━━━ STORED RECORDS
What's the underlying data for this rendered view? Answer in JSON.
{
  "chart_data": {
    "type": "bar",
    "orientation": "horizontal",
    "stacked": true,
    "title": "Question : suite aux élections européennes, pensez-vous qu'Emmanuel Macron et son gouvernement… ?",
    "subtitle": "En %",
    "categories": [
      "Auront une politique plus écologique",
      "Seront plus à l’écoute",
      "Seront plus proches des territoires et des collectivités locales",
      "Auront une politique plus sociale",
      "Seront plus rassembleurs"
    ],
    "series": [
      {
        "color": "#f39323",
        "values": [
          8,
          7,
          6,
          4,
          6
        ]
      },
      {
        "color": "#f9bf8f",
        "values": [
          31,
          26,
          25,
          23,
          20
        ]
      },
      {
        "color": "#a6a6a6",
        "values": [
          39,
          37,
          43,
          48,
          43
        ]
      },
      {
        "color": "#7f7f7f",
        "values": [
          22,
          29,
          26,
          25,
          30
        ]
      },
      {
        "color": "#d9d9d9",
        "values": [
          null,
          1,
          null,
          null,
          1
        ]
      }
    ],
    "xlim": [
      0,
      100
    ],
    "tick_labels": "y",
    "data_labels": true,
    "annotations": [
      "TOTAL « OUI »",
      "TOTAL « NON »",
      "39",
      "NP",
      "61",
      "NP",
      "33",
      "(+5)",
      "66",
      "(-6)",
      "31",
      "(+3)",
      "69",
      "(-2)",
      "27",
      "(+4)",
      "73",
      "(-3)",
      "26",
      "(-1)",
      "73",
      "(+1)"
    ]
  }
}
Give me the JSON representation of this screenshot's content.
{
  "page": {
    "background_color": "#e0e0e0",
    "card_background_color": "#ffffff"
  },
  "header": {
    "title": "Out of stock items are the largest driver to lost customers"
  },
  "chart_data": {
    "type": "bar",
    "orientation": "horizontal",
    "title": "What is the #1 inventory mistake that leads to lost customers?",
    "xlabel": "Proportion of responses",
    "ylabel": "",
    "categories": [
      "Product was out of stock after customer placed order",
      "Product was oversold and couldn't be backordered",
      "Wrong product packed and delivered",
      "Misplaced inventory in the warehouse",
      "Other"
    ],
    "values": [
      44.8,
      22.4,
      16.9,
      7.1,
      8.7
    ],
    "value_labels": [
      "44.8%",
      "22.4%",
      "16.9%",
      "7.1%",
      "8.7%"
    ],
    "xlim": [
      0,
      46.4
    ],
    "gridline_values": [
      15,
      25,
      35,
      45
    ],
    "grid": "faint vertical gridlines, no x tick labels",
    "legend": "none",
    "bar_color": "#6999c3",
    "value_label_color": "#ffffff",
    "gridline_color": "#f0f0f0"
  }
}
━━━━━━
== PROBLEM DESCRIPTION ==
Extract every line above that contains the word "JSON".

== EXPECTED OUTPUT ==
What's the underlying data for this rendered view? Answer in JSON.
Give me the JSON representation of this screenshot's content.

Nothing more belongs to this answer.